Material:
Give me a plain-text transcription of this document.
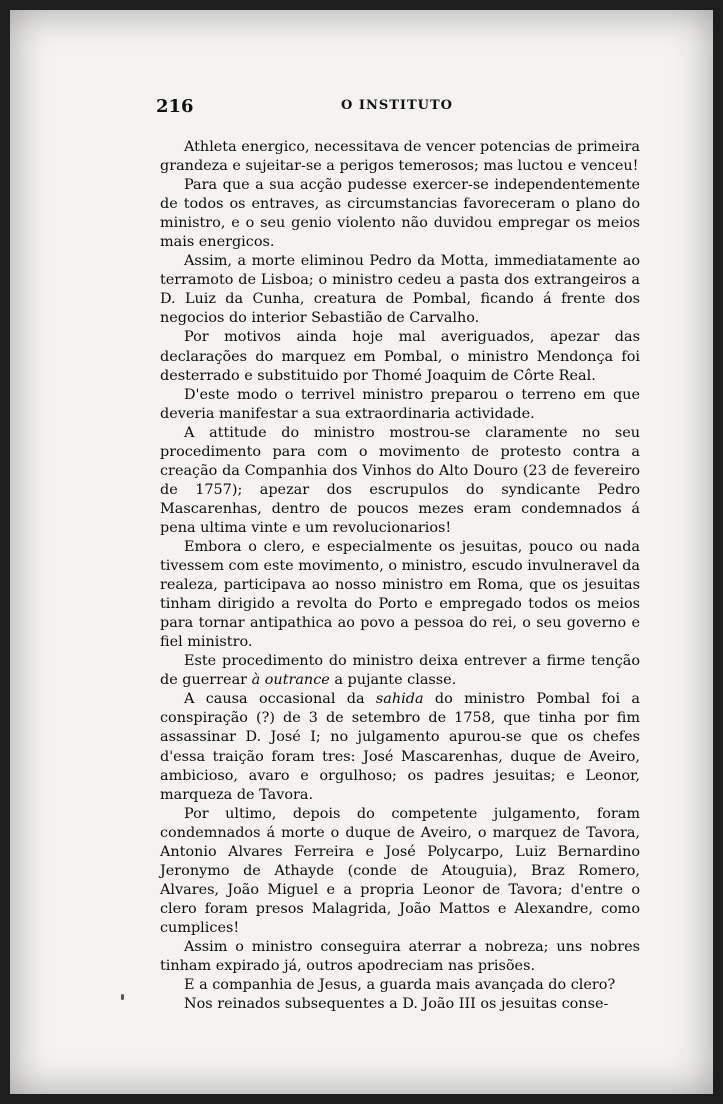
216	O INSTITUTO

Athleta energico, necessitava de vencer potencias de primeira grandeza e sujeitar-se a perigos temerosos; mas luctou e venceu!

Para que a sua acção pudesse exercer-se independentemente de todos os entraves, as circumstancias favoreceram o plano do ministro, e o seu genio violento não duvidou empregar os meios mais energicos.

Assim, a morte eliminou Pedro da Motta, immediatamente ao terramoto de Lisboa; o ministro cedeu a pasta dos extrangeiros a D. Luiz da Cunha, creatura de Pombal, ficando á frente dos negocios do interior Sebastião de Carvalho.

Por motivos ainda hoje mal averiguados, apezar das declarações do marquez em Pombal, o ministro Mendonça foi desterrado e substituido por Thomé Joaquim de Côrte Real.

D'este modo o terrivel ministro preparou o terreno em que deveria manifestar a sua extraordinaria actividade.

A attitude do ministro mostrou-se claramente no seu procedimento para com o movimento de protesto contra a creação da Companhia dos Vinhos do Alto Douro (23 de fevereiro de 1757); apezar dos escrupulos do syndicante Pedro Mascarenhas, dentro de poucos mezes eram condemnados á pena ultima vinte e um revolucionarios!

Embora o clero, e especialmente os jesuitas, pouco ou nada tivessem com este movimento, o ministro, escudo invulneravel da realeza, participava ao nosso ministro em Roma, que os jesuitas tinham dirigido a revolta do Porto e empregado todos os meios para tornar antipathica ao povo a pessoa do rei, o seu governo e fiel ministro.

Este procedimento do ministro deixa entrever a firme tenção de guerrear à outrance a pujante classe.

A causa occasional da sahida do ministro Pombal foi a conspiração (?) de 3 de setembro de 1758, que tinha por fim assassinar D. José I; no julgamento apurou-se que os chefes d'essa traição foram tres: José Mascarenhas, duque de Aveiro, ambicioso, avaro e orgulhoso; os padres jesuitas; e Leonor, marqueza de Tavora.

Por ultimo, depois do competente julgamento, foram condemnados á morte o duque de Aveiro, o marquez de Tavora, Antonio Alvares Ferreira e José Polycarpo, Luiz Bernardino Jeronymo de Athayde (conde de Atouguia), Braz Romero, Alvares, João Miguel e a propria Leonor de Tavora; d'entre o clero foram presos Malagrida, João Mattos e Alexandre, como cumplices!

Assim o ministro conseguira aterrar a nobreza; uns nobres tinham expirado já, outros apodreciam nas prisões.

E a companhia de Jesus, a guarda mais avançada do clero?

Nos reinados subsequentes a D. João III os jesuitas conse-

Problem details: Copy the records word for word, leaving no picture in the copy.

Final answer:
Give me a plain-text transcription of this document.
216	O INSTITUTO

Athleta energico, necessitava de vencer potencias de primeira grandeza e sujeitar-se a perigos temerosos; mas luctou e venceu!

Para que a sua acção pudesse exercer-se independentemente de todos os entraves, as circumstancias favoreceram o plano do ministro, e o seu genio violento não duvidou empregar os meios mais energicos.

Assim, a morte eliminou Pedro da Motta, immediatamente ao terramoto de Lisboa; o ministro cedeu a pasta dos extrangeiros a D. Luiz da Cunha, creatura de Pombal, ficando á frente dos negocios do interior Sebastião de Carvalho.

Por motivos ainda hoje mal averiguados, apezar das declarações do marquez em Pombal, o ministro Mendonça foi desterrado e substituido por Thomé Joaquim de Côrte Real.

D'este modo o terrivel ministro preparou o terreno em que deveria manifestar a sua extraordinaria actividade.

A attitude do ministro mostrou-se claramente no seu procedimento para com o movimento de protesto contra a creação da Companhia dos Vinhos do Alto Douro (23 de fevereiro de 1757); apezar dos escrupulos do syndicante Pedro Mascarenhas, dentro de poucos mezes eram condemnados á pena ultima vinte e um revolucionarios!

Embora o clero, e especialmente os jesuitas, pouco ou nada tivessem com este movimento, o ministro, escudo invulneravel da realeza, participava ao nosso ministro em Roma, que os jesuitas tinham dirigido a revolta do Porto e empregado todos os meios para tornar antipathica ao povo a pessoa do rei, o seu governo e fiel ministro.

Este procedimento do ministro deixa entrever a firme tenção de guerrear à outrance a pujante classe.

A causa occasional da sahida do ministro Pombal foi a conspiração (?) de 3 de setembro de 1758, que tinha por fim assassinar D. José I; no julgamento apurou-se que os chefes d'essa traição foram tres: José Mascarenhas, duque de Aveiro, ambicioso, avaro e orgulhoso; os padres jesuitas; e Leonor, marqueza de Tavora.

Por ultimo, depois do competente julgamento, foram condemnados á morte o duque de Aveiro, o marquez de Tavora, Antonio Alvares Ferreira e José Polycarpo, Luiz Bernardino Jeronymo de Athayde (conde de Atouguia), Braz Romero, Alvares, João Miguel e a propria Leonor de Tavora; d'entre o clero foram presos Malagrida, João Mattos e Alexandre, como cumplices!

Assim o ministro conseguira aterrar a nobreza; uns nobres tinham expirado já, outros apodreciam nas prisões.

E a companhia de Jesus, a guarda mais avançada do clero?

Nos reinados subsequentes a D. João III os jesuitas conse-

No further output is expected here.